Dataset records

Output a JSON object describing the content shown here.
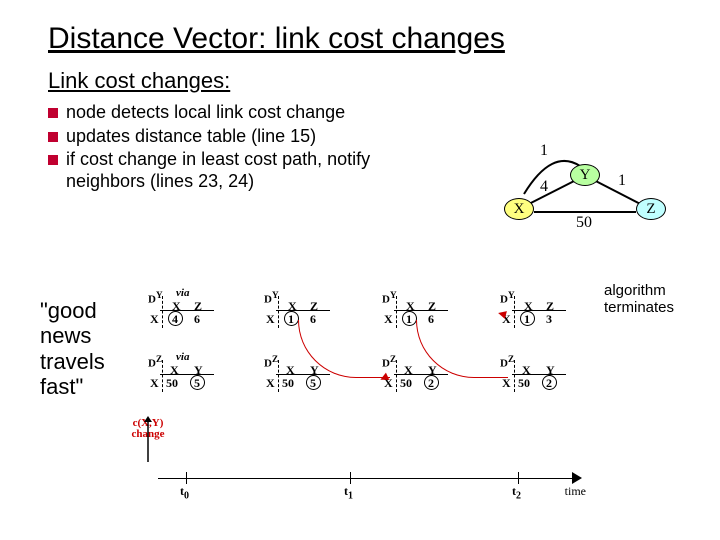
{
  "title": "Distance Vector: link cost changes",
  "subhead": "Link cost changes:",
  "bullets": [
    "node detects local link cost change",
    "updates distance table (line 15)",
    "if cost change in least cost path, notify neighbors (lines 23, 24)"
  ],
  "graph": {
    "nodes": {
      "X": "X",
      "Y": "Y",
      "Z": "Z"
    },
    "edge_XY_old": "4",
    "edge_XY_new": "1",
    "edge_YZ": "1",
    "edge_XZ": "50"
  },
  "quote": "\"good news travels fast\"",
  "algo_note": "algorithm terminates",
  "cxy_label": "c(X,Y) change",
  "time_label": "time",
  "ticks": [
    "t",
    "t",
    "t"
  ],
  "tick_subs": [
    "0",
    "1",
    "2"
  ],
  "tables": {
    "t0": {
      "DY": {
        "corner": "D",
        "sup": "Y",
        "cols": [
          "X",
          "Z"
        ],
        "row": "X",
        "vals": [
          "4",
          "6"
        ]
      },
      "DZ": {
        "corner": "D",
        "sup": "Z",
        "cols": [
          "X",
          "Y"
        ],
        "row": "X",
        "vals": [
          "50",
          "5"
        ]
      }
    },
    "t1a": {
      "DY": {
        "corner": "D",
        "sup": "Y",
        "cols": [
          "X",
          "Z"
        ],
        "row": "X",
        "vals": [
          "1",
          "6"
        ]
      },
      "DZ": {
        "corner": "D",
        "sup": "Z",
        "cols": [
          "X",
          "Y"
        ],
        "row": "X",
        "vals": [
          "50",
          "5"
        ]
      }
    },
    "t1b": {
      "DY": {
        "corner": "D",
        "sup": "Y",
        "cols": [
          "X",
          "Z"
        ],
        "row": "X",
        "vals": [
          "1",
          "6"
        ]
      },
      "DZ": {
        "corner": "D",
        "sup": "Z",
        "cols": [
          "X",
          "Y"
        ],
        "row": "X",
        "vals": [
          "50",
          "2"
        ]
      }
    },
    "t2": {
      "DY": {
        "corner": "D",
        "sup": "Y",
        "cols": [
          "X",
          "Z"
        ],
        "row": "X",
        "vals": [
          "1",
          "3"
        ]
      },
      "DZ": {
        "corner": "D",
        "sup": "Z",
        "cols": [
          "X",
          "Y"
        ],
        "row": "X",
        "vals": [
          "50",
          "2"
        ]
      }
    }
  }
}
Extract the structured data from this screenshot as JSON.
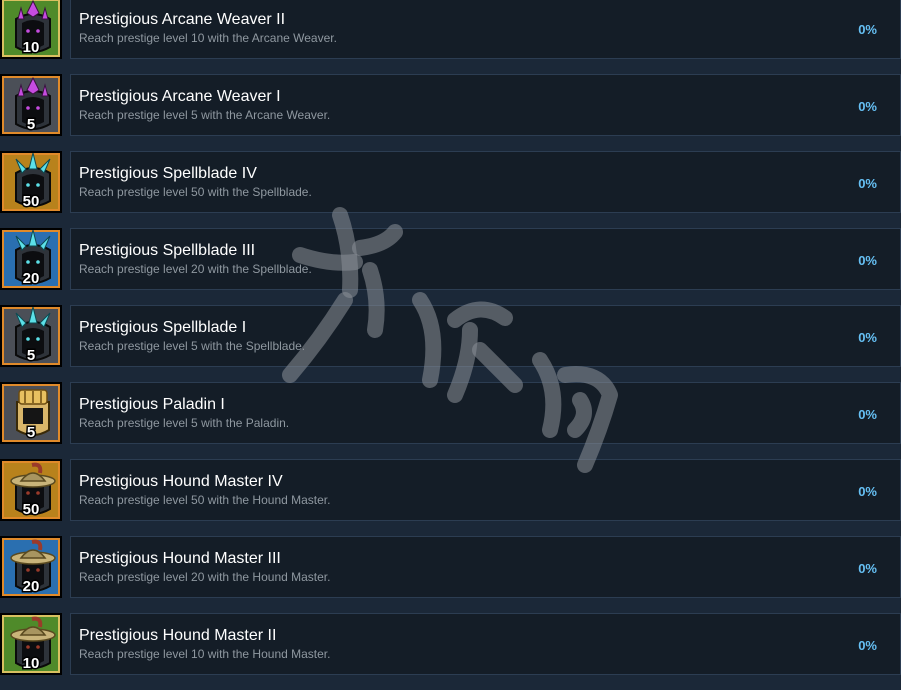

**WHAT THE EXERCISE ASKS**
Of all the lines in the listing above, how many include "cost"? Write only the number.

**SOLUTION TO THIS PROBLEM**
4